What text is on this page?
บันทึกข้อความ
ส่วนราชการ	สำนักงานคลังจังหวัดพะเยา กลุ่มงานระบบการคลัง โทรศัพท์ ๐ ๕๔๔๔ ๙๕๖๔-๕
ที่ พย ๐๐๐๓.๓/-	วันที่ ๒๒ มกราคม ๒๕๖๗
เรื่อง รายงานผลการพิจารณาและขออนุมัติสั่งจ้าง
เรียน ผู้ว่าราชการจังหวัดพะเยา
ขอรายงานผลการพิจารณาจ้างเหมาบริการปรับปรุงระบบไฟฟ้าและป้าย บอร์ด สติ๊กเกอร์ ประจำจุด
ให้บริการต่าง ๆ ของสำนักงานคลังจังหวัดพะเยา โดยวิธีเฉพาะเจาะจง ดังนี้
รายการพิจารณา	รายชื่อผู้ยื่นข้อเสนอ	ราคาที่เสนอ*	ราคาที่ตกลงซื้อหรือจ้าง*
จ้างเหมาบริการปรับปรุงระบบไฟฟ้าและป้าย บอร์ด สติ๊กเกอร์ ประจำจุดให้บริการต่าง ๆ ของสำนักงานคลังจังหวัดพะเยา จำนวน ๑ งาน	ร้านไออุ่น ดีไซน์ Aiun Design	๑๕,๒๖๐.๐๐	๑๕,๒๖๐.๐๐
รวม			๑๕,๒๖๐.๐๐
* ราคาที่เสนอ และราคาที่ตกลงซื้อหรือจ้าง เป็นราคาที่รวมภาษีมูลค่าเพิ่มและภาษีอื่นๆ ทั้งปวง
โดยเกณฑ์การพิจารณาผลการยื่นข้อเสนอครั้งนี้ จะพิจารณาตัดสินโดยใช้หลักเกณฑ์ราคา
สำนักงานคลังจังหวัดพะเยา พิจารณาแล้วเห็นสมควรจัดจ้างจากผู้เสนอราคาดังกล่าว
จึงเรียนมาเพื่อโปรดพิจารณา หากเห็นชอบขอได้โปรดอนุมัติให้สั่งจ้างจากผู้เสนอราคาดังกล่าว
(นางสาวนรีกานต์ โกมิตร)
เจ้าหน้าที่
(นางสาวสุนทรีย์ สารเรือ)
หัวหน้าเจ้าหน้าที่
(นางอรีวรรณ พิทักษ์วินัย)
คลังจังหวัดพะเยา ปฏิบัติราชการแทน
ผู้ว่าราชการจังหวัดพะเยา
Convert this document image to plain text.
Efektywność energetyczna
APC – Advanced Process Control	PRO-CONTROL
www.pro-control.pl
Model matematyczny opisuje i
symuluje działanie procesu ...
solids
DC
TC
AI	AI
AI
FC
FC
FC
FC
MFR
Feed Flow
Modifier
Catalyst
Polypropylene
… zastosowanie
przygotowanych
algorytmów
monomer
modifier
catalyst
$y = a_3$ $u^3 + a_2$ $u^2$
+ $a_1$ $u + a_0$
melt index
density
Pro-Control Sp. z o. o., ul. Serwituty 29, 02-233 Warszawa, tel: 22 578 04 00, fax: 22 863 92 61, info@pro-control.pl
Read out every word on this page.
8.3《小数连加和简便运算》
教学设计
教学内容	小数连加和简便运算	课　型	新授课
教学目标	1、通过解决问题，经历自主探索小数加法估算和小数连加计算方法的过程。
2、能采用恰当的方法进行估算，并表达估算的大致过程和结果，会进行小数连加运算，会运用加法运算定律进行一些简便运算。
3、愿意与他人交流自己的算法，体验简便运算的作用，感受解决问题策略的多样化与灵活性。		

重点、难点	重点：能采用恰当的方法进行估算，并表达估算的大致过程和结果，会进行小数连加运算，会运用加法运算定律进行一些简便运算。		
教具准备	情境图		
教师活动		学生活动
════════
**Exercise goal**
Beginning at the line where "Convert this document image to plain text." appears, extract each line through the end of the data above; keep them exact and include nothing else.

**The completed task**
Convert this document image to plain text.
Efektywność energetyczna
APC – Advanced Process Control	PRO-CONTROL
www.pro-control.pl
Model matematyczny opisuje i
symuluje działanie procesu ...
solids
DC
TC
AI	AI
AI
FC
FC
FC
FC
MFR
Feed Flow
Modifier
Catalyst
Polypropylene
… zastosowanie
przygotowanych
algorytmów
monomer
modifier
catalyst
$y = a_3$ $u^3 + a_2$ $u^2$
+ $a_1$ $u + a_0$
melt index
density
Pro-Control Sp. z o. o., ul. Serwituty 29, 02-233 Warszawa, tel: 22 578 04 00, fax: 22 863 92 61, info@pro-control.pl
Read out every word on this page.
8.3《小数连加和简便运算》
教学设计
教学内容	小数连加和简便运算	课　型	新授课
教学目标	1、通过解决问题，经历自主探索小数加法估算和小数连加计算方法的过程。
2、能采用恰当的方法进行估算，并表达估算的大致过程和结果，会进行小数连加运算，会运用加法运算定律进行一些简便运算。
3、愿意与他人交流自己的算法，体验简便运算的作用，感受解决问题策略的多样化与灵活性。		

重点、难点	重点：能采用恰当的方法进行估算，并表达估算的大致过程和结果，会进行小数连加运算，会运用加法运算定律进行一些简便运算。		
教具准备	情境图		
教师活动		学生活动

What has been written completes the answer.